• _Exercise task_
Transcribe all the entries word for word, omitting any pictures they contain.

(Stored records)
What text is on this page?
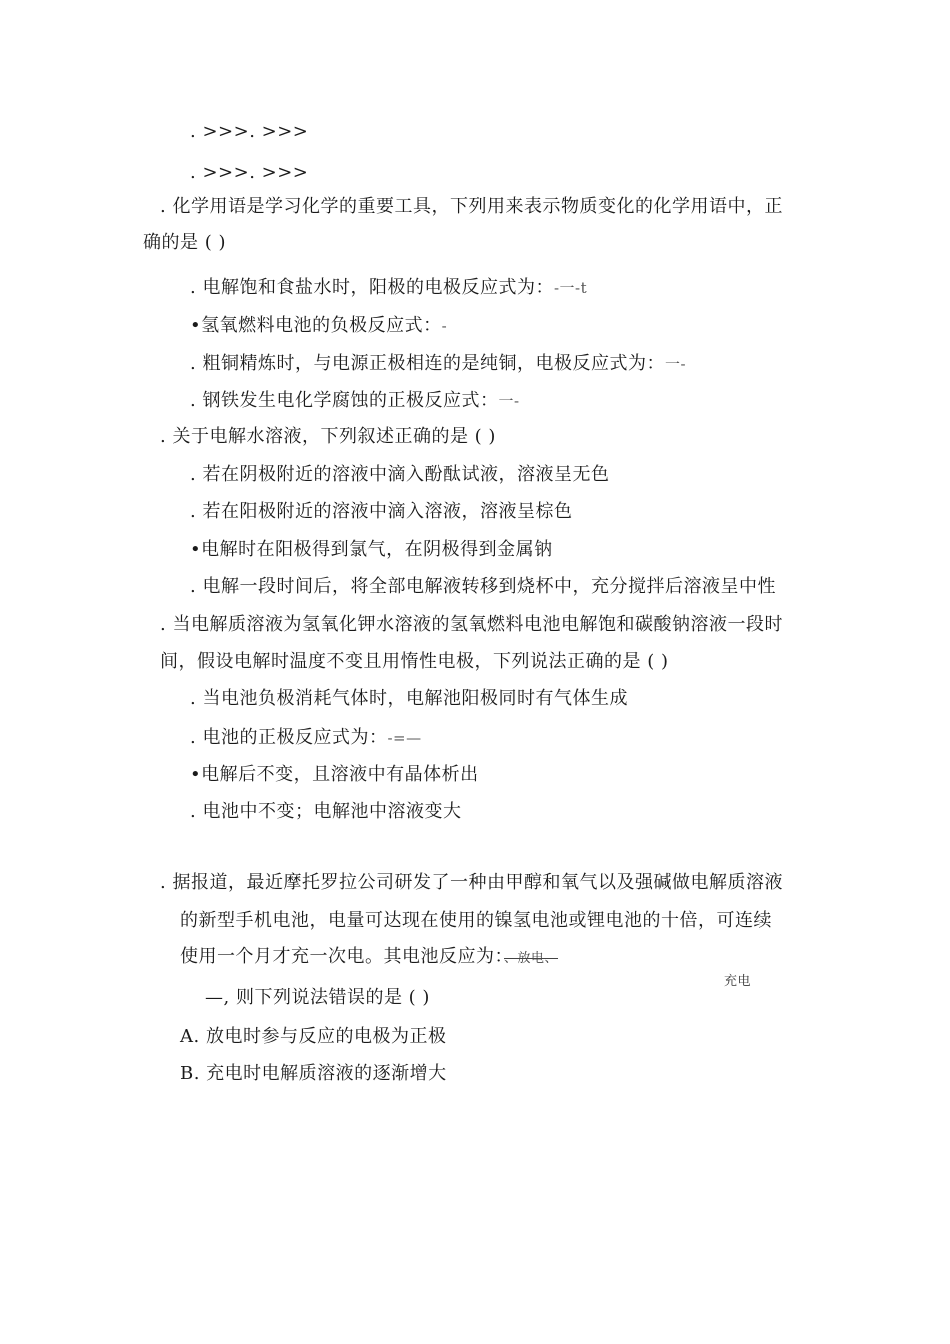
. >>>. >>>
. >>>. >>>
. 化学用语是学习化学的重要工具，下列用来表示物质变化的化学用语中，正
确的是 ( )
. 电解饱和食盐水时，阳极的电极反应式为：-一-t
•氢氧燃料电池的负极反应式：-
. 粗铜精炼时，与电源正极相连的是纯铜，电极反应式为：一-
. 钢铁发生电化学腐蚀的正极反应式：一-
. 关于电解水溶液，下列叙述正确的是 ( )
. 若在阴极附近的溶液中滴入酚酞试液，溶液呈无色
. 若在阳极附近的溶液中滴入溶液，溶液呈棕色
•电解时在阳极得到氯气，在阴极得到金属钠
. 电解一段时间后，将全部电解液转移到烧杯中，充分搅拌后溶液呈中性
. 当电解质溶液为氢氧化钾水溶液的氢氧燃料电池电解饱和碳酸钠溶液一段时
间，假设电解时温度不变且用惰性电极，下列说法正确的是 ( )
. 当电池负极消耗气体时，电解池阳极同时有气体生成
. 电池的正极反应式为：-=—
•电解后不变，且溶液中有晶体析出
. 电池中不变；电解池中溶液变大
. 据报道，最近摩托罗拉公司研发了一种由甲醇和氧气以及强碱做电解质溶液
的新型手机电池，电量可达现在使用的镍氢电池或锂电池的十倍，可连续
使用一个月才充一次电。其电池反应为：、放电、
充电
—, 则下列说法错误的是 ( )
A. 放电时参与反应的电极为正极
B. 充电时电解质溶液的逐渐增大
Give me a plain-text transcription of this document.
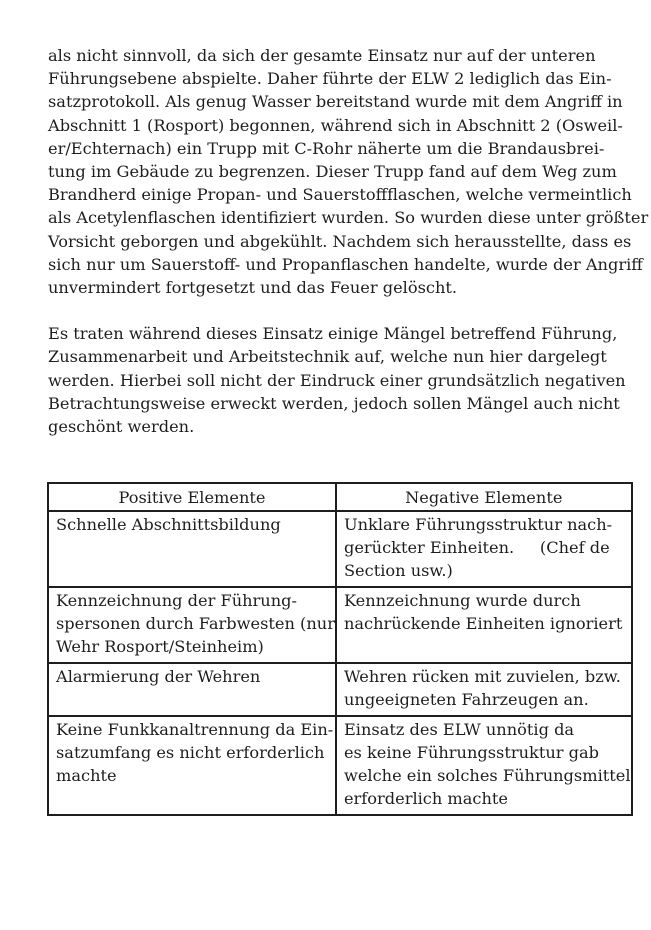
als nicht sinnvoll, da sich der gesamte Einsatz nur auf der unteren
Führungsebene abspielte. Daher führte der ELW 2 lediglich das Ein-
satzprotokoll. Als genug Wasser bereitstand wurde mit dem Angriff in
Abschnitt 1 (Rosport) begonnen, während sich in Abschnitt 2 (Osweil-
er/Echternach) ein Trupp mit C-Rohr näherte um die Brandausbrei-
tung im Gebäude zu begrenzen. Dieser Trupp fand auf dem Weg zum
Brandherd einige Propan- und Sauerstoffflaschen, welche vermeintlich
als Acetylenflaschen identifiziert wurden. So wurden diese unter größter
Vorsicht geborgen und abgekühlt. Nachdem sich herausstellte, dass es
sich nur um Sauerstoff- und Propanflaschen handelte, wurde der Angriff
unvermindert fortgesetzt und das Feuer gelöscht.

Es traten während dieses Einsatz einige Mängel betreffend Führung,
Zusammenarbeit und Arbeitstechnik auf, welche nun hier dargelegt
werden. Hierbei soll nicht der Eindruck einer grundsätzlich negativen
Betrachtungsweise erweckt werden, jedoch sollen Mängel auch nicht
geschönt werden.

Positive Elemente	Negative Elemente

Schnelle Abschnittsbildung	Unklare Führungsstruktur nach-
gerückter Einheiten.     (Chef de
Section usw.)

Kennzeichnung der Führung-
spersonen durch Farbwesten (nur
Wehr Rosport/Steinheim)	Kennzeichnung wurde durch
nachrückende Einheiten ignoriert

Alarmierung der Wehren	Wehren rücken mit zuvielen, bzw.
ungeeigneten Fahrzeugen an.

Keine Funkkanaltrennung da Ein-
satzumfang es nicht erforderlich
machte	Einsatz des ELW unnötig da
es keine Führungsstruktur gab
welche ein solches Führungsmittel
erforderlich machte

• _The output_
What text is on this page?
. >>>. >>>
. >>>. >>>
. 化学用语是学习化学的重要工具，下列用来表示物质变化的化学用语中，正
确的是 ( )
. 电解饱和食盐水时，阳极的电极反应式为：-一-t
•氢氧燃料电池的负极反应式：-
. 粗铜精炼时，与电源正极相连的是纯铜，电极反应式为：一-
. 钢铁发生电化学腐蚀的正极反应式：一-
. 关于电解水溶液，下列叙述正确的是 ( )
. 若在阴极附近的溶液中滴入酚酞试液，溶液呈无色
. 若在阳极附近的溶液中滴入溶液，溶液呈棕色
•电解时在阳极得到氯气，在阴极得到金属钠
. 电解一段时间后，将全部电解液转移到烧杯中，充分搅拌后溶液呈中性
. 当电解质溶液为氢氧化钾水溶液的氢氧燃料电池电解饱和碳酸钠溶液一段时
间，假设电解时温度不变且用惰性电极，下列说法正确的是 ( )
. 当电池负极消耗气体时，电解池阳极同时有气体生成
. 电池的正极反应式为：-=—
•电解后不变，且溶液中有晶体析出
. 电池中不变；电解池中溶液变大
. 据报道，最近摩托罗拉公司研发了一种由甲醇和氧气以及强碱做电解质溶液
的新型手机电池，电量可达现在使用的镍氢电池或锂电池的十倍，可连续
使用一个月才充一次电。其电池反应为：、放电、
充电
—, 则下列说法错误的是 ( )
A. 放电时参与反应的电极为正极
B. 充电时电解质溶液的逐渐增大
Give me a plain-text transcription of this document.
als nicht sinnvoll, da sich der gesamte Einsatz nur auf der unteren
Führungsebene abspielte. Daher führte der ELW 2 lediglich das Ein-
satzprotokoll. Als genug Wasser bereitstand wurde mit dem Angriff in
Abschnitt 1 (Rosport) begonnen, während sich in Abschnitt 2 (Osweil-
er/Echternach) ein Trupp mit C-Rohr näherte um die Brandausbrei-
tung im Gebäude zu begrenzen. Dieser Trupp fand auf dem Weg zum
Brandherd einige Propan- und Sauerstoffflaschen, welche vermeintlich
als Acetylenflaschen identifiziert wurden. So wurden diese unter größter
Vorsicht geborgen und abgekühlt. Nachdem sich herausstellte, dass es
sich nur um Sauerstoff- und Propanflaschen handelte, wurde der Angriff
unvermindert fortgesetzt und das Feuer gelöscht.

Es traten während dieses Einsatz einige Mängel betreffend Führung,
Zusammenarbeit und Arbeitstechnik auf, welche nun hier dargelegt
werden. Hierbei soll nicht der Eindruck einer grundsätzlich negativen
Betrachtungsweise erweckt werden, jedoch sollen Mängel auch nicht
geschönt werden.

Positive Elemente	Negative Elemente

Schnelle Abschnittsbildung	Unklare Führungsstruktur nach-
gerückter Einheiten.     (Chef de
Section usw.)

Kennzeichnung der Führung-
spersonen durch Farbwesten (nur
Wehr Rosport/Steinheim)	Kennzeichnung wurde durch
nachrückende Einheiten ignoriert

Alarmierung der Wehren	Wehren rücken mit zuvielen, bzw.
ungeeigneten Fahrzeugen an.

Keine Funkkanaltrennung da Ein-
satzumfang es nicht erforderlich
machte	Einsatz des ELW unnötig da
es keine Führungsstruktur gab
welche ein solches Führungsmittel
erforderlich machte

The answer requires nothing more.